Available data:
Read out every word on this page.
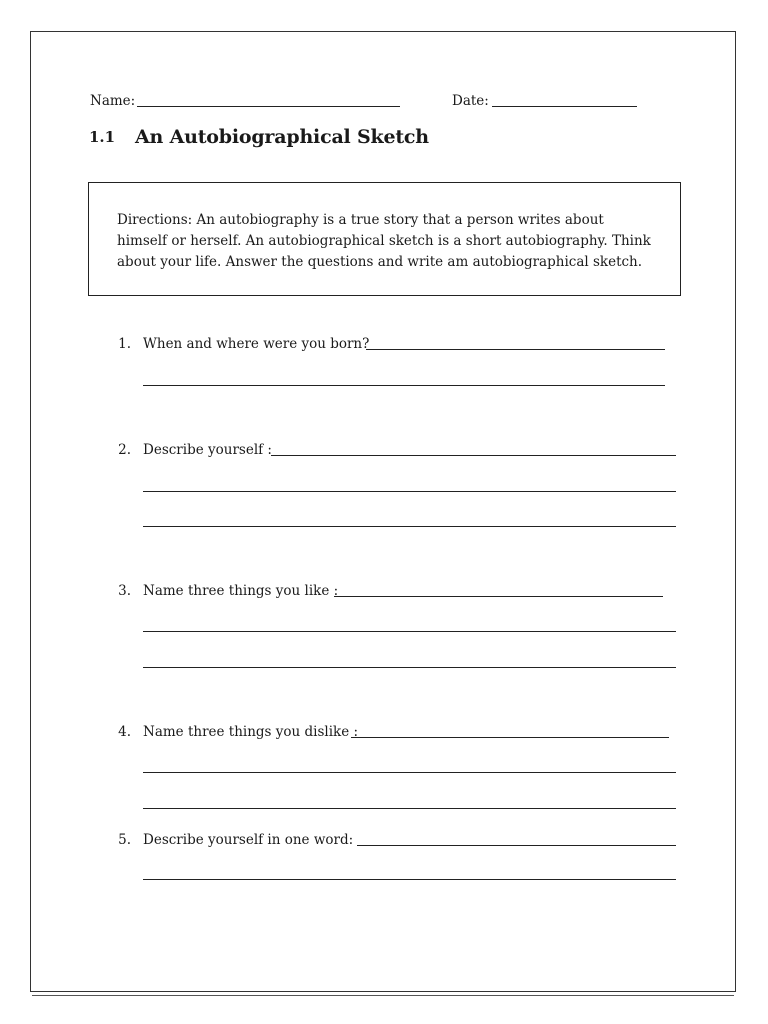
Name:	Date:
1.1 An Autobiographical Sketch
Directions: An autobiography is a true story that a person writes about himself or herself. An autobiographical sketch is a short autobiography. Think about your life. Answer the questions and write am autobiographical sketch.
1. When and where were you born?
2. Describe yourself :
3. Name three things you like :
4. Name three things you dislike :
5. Describe yourself in one word:
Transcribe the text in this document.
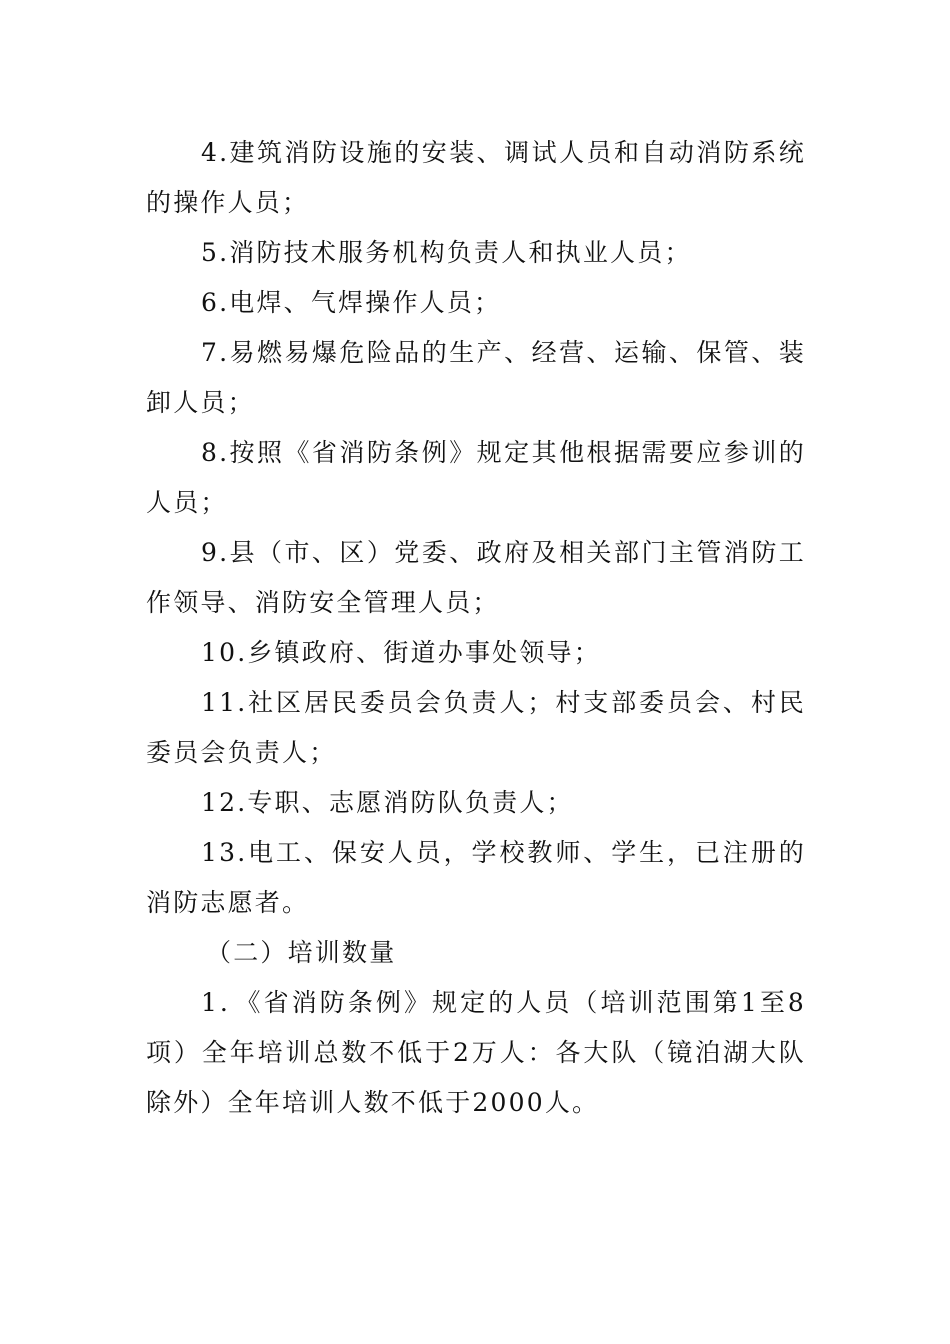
4.建筑消防设施的安装、调试人员和自动消防系统的操作人员；

5.消防技术服务机构负责人和执业人员；

6.电焊、气焊操作人员；

7.易燃易爆危险品的生产、经营、运输、保管、装卸人员；

8.按照《省消防条例》规定其他根据需要应参训的人员；

9.县（市、区）党委、政府及相关部门主管消防工作领导、消防安全管理人员；

10.乡镇政府、街道办事处领导；

11.社区居民委员会负责人；村支部委员会、村民委员会负责人；

12.专职、志愿消防队负责人；

13.电工、保安人员，学校教师、学生，已注册的消防志愿者。

（二）培训数量

1．《省消防条例》规定的人员（培训范围第1至8项）全年培训总数不低于2万人：各大队（镜泊湖大队除外）全年培训人数不低于2000人。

Written task: Print each record exactly as it stands, leaving the images out.

Exercise solution:
Read out every word on this page.
Name:	Date:
1.1 An Autobiographical Sketch
Directions: An autobiography is a true story that a person writes about himself or herself. An autobiographical sketch is a short autobiography. Think about your life. Answer the questions and write am autobiographical sketch.
1. When and where were you born?
2. Describe yourself :
3. Name three things you like :
4. Name three things you dislike :
5. Describe yourself in one word:
Transcribe the text in this document.
4.建筑消防设施的安装、调试人员和自动消防系统的操作人员；

5.消防技术服务机构负责人和执业人员；

6.电焊、气焊操作人员；

7.易燃易爆危险品的生产、经营、运输、保管、装卸人员；

8.按照《省消防条例》规定其他根据需要应参训的人员；

9.县（市、区）党委、政府及相关部门主管消防工作领导、消防安全管理人员；

10.乡镇政府、街道办事处领导；

11.社区居民委员会负责人；村支部委员会、村民委员会负责人；

12.专职、志愿消防队负责人；

13.电工、保安人员，学校教师、学生，已注册的消防志愿者。

（二）培训数量

1．《省消防条例》规定的人员（培训范围第1至8项）全年培训总数不低于2万人：各大队（镜泊湖大队除外）全年培训人数不低于2000人。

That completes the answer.